Письменные задания
A - Выведите без изменений фрагмент текста о Мирославе Тихом от «Пер. А. Сен-Сенькова» до «ретроспектива его работ.».
B - Ответьте по тексту о Мирославе Тихом на вопросы:
(i) Сколько лет Тихому сейчас?
(ii) Где только что открылась ретроспектива его работ?
(iii) Из чего собраны его телевики?
C - Напишите продолжение текста о Мирославе Тихом, начиная после его последнего предложения.

Страница
МИРОСЛАВ ТИХИЙ

Джефф Дайер



из книги Otherwise Known as the Human Condition

Пер. А. Сен-Сенькова

   Восхождение Ван Гога к посмертной славе считается непревзойденным, но по масштабу и необычайности история триумфа Мирослава Тихого превосходит даже его. И, в отличие от Ван Гога, он рядом с нами, чтобы насладиться им. Сейчас Тихому восемьдесят два, и, если бы удалось убедить его покинуть логово в Кийове, Чешская Республика, он увидел бы свое имя крупным шрифтом на баннерах, развевающихся перед парижским центром Помпиду, где только что открылась ретроспектива его работ.

   Первое, что видят посетители, это фотоаппараты и объективы Тихого, выглядящие ржавыми и старыми, как оружие, найденное на полях сражений Первой мировой. Фотографы, как правило, одержимы комплектацией, постоянно пробуют новые объективы, пленки и технологические процессы. Тихий начал фотографировать на самых простых фотоаппаратах советского производства, и это был технологический пик его карьеры. После этого ему интересней стал мусор, он модифицировал и собирал свое оборудование из того, что попадалось под руку: механизм перемотки сделан из резинки от трусов и прикреплен к пустым катушкам ниток; линзы взяты из старых очков или сделаны из оргстекла, отполированы наждачной бумагой, зубной пастой и сигаретным пеплом. Его телевики собраны из пластиковых водосточных труб и пустых банок. Увеличитель он изготовил из картона и досок. Философия Тихого «сделай это сам» и «чини это сам», по-видимому, распространяется и на его собственный гардероб. На фотографиях начала 1990-х видно, как он держит в руках самодельную камеру, одетый в грязный свитер, сшитый из чего-то похожего на дохлых жуков.

[Сохранённые данные набора]

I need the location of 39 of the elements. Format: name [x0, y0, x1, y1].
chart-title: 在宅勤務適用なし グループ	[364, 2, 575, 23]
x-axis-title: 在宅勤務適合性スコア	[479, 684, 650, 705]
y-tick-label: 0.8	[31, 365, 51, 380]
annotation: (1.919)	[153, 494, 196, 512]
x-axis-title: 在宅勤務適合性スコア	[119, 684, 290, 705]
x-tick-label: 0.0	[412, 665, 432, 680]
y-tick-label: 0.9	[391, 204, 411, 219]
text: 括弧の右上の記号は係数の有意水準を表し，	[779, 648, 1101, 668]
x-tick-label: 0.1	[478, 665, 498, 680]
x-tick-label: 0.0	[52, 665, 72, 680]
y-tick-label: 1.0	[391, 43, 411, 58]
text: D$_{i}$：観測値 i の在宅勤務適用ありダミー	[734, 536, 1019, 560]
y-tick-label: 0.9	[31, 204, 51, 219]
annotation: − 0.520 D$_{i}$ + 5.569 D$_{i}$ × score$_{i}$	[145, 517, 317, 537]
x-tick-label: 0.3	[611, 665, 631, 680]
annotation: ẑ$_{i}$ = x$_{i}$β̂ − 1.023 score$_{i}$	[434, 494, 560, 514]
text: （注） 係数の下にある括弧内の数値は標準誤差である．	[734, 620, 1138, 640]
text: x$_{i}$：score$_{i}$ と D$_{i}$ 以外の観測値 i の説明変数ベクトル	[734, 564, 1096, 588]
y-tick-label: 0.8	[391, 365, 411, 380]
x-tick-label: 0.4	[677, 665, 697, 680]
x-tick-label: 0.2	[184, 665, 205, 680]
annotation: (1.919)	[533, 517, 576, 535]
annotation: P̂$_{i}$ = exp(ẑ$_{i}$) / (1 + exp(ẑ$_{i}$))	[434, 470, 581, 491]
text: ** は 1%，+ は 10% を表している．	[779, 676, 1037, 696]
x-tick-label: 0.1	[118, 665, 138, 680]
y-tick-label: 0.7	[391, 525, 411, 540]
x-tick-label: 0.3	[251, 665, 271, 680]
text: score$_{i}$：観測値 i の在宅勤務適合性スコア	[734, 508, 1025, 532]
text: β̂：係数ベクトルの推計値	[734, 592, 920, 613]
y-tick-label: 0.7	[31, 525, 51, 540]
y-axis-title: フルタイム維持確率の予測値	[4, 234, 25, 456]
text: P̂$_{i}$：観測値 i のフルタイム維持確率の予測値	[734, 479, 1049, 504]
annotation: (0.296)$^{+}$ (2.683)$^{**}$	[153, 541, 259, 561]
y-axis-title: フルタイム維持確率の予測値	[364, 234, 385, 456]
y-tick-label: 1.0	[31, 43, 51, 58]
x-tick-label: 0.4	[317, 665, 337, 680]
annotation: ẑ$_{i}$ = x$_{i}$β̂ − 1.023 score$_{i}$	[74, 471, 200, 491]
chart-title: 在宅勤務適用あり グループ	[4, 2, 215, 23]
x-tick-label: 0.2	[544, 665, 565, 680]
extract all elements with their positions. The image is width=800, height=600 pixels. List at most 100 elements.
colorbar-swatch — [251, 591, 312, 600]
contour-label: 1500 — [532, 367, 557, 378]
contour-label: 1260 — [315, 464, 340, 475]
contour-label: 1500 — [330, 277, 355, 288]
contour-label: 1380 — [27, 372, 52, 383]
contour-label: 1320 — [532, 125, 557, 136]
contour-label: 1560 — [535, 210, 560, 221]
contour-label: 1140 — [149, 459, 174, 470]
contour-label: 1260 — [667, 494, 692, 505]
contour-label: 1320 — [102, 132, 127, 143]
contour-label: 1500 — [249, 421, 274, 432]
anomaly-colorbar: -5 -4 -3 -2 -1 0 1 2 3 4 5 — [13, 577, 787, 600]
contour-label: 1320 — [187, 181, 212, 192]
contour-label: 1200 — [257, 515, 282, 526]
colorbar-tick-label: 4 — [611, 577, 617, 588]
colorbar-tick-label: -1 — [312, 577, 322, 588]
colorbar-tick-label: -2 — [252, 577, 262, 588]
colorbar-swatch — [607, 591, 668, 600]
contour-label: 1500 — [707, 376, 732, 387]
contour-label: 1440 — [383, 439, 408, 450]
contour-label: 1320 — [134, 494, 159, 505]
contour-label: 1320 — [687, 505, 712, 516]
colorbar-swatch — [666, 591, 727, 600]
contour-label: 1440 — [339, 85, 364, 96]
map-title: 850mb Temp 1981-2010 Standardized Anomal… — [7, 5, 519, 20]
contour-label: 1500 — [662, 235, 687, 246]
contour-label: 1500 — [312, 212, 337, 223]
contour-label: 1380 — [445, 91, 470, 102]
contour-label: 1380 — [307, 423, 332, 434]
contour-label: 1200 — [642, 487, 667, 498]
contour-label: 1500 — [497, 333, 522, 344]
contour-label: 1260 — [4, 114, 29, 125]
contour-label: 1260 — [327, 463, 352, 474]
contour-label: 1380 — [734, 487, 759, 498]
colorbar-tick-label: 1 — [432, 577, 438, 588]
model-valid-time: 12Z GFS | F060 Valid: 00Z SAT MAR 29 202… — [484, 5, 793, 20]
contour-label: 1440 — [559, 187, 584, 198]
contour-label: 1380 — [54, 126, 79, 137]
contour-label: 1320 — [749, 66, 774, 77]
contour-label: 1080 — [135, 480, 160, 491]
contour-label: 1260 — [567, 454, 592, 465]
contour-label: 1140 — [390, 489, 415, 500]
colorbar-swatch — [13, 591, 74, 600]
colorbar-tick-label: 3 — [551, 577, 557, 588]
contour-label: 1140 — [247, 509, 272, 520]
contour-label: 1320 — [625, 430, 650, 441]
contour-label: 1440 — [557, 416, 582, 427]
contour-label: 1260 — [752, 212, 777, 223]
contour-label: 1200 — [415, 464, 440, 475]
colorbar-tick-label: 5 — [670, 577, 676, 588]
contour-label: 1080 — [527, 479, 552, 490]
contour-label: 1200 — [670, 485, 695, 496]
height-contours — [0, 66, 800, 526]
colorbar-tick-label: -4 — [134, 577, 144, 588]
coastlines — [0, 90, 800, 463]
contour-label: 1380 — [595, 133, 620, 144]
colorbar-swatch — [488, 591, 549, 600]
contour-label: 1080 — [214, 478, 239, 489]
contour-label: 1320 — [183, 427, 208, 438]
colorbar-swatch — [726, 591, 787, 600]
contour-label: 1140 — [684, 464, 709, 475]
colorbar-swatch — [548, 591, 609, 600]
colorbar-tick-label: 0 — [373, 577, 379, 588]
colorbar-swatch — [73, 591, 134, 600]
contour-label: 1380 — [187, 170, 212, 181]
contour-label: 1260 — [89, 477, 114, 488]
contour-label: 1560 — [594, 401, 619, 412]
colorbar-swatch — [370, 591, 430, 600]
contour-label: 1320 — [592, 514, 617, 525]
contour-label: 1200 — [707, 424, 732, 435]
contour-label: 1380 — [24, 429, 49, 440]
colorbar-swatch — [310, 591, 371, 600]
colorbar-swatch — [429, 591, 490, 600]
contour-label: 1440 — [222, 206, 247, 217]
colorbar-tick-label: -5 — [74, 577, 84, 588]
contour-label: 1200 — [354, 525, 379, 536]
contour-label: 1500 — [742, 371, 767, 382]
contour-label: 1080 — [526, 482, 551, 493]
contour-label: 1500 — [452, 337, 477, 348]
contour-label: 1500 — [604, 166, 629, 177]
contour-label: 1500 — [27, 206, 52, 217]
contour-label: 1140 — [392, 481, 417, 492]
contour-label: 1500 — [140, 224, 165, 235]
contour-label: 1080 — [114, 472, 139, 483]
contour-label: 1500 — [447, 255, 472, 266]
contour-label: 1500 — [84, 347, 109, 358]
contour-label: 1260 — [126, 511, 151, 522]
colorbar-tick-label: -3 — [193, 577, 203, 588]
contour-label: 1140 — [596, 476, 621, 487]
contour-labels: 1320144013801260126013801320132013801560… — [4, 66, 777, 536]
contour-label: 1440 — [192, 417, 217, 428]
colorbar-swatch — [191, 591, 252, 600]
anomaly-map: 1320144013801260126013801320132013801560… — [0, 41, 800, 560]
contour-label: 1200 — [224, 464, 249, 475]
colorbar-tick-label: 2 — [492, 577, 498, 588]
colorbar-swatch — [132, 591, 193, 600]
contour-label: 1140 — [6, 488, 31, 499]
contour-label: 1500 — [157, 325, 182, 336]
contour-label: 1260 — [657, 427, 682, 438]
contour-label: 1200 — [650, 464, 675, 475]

Ответы к заданиям
A -
Пер. А. Сен-Сенькова

   Восхождение Ван Гога к посмертной славе считается непревзойденным, но по масштабу и необычайности история триумфа Мирослава Тихого превосходит даже его. И, в отличие от Ван Гога, он рядом с нами, чтобы насладиться им. Сейчас Тихому восемьдесят два, и, если бы удалось убедить его покинуть логово в Кийове, Чешская Республика, он увидел бы свое имя крупным шрифтом на баннерах, развевающихся перед парижским центром Помпиду, где только что открылась ретроспектива его работ.

B -
(i) Восемьдесят два.
(ii) В парижском центре Помпиду.
(iii) Из пластиковых водосточных труб и пустых банок.

C -
   Итак, что же делал Тихий, когда у него появился самодельный арсенал? В двух словах, он провел 1960–70 годы, бродя по Кийову и фотографируя женщин. В идеале он запечатлевал их топлесс или в бикини у местного бассейна; в противном случае довольствовался мельканием колен или – из-за ограничений камеры кадр часто получался размытым – лодыжек. И это наименьший из недостатков: большинство из них недоэкспонированы или передержаны. Майкл Хоппен в настоящее время выставляет небольшое количество работ Тихого в своей лондонской галерее. Я спросил его, сколько всего было действительно хороших фотографий у Тихого. «В фокусе?» он произнес так, как будто это не обязательное условие фотографической адекватности. – «Может, две или три сотни». В некоторых субъект практически исчезает из-за вспышки случайного света.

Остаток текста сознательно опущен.